Records that describe figures:
........
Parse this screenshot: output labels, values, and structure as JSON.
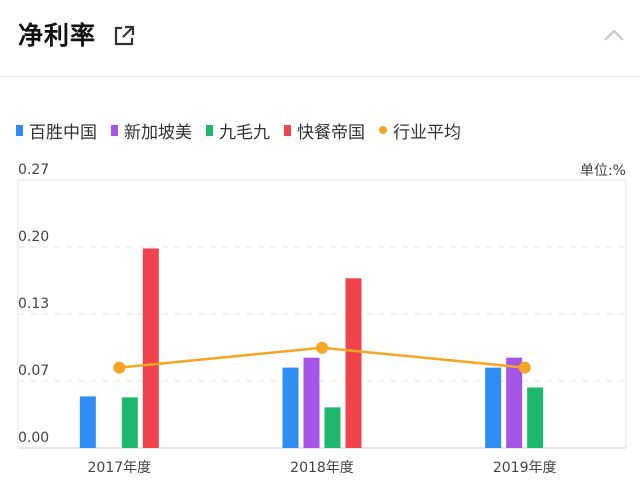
{
  "header": {
    "title": "净利率",
    "external_link_icon": "external-link-icon",
    "collapse_icon": "chevron-up-icon"
  },
  "unit_label": "单位:%",
  "colors": {
    "百胜中国": "#2f8df5",
    "新加坡美": "#a653e8",
    "九毛九": "#1db86e",
    "快餐帝国": "#f0434b",
    "行业平均": "#f5a623"
  },
  "chart_data": {
    "type": "bar",
    "categories": [
      "2017年度",
      "2018年度",
      "2019年度"
    ],
    "yticks": [
      "0.27",
      "0.20",
      "0.13",
      "0.07",
      "0.00"
    ],
    "ylim": [
      0,
      0.27
    ],
    "legend_position": "top-left",
    "series": [
      {
        "name": "百胜中国",
        "type": "bar",
        "values": [
          0.052,
          0.081,
          0.081
        ]
      },
      {
        "name": "新加坡美",
        "type": "bar",
        "values": [
          null,
          0.091,
          0.091
        ]
      },
      {
        "name": "九毛九",
        "type": "bar",
        "values": [
          0.051,
          0.041,
          0.061
        ]
      },
      {
        "name": "快餐帝国",
        "type": "bar",
        "values": [
          0.201,
          0.171,
          null
        ]
      },
      {
        "name": "行业平均",
        "type": "line",
        "values": [
          0.081,
          0.101,
          0.081
        ]
      }
    ],
    "grid": true
  }
}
........
- _DESCRIPTION OF THE TASK_: Repeat the material above word for word and skip every image in it.

- _COMPLETED TASK_:
Parse this screenshot: output labels, values, and structure as JSON.
{
  "header": {
    "title": "净利率",
    "external_link_icon": "external-link-icon",
    "collapse_icon": "chevron-up-icon"
  },
  "unit_label": "单位:%",
  "colors": {
    "百胜中国": "#2f8df5",
    "新加坡美": "#a653e8",
    "九毛九": "#1db86e",
    "快餐帝国": "#f0434b",
    "行业平均": "#f5a623"
  },
  "chart_data": {
    "type": "bar",
    "categories": [
      "2017年度",
      "2018年度",
      "2019年度"
    ],
    "yticks": [
      "0.27",
      "0.20",
      "0.13",
      "0.07",
      "0.00"
    ],
    "ylim": [
      0,
      0.27
    ],
    "legend_position": "top-left",
    "series": [
      {
        "name": "百胜中国",
        "type": "bar",
        "values": [
          0.052,
          0.081,
          0.081
        ]
      },
      {
        "name": "新加坡美",
        "type": "bar",
        "values": [
          null,
          0.091,
          0.091
        ]
      },
      {
        "name": "九毛九",
        "type": "bar",
        "values": [
          0.051,
          0.041,
          0.061
        ]
      },
      {
        "name": "快餐帝国",
        "type": "bar",
        "values": [
          0.201,
          0.171,
          null
        ]
      },
      {
        "name": "行业平均",
        "type": "line",
        "values": [
          0.081,
          0.101,
          0.081
        ]
      }
    ],
    "grid": true
  }
}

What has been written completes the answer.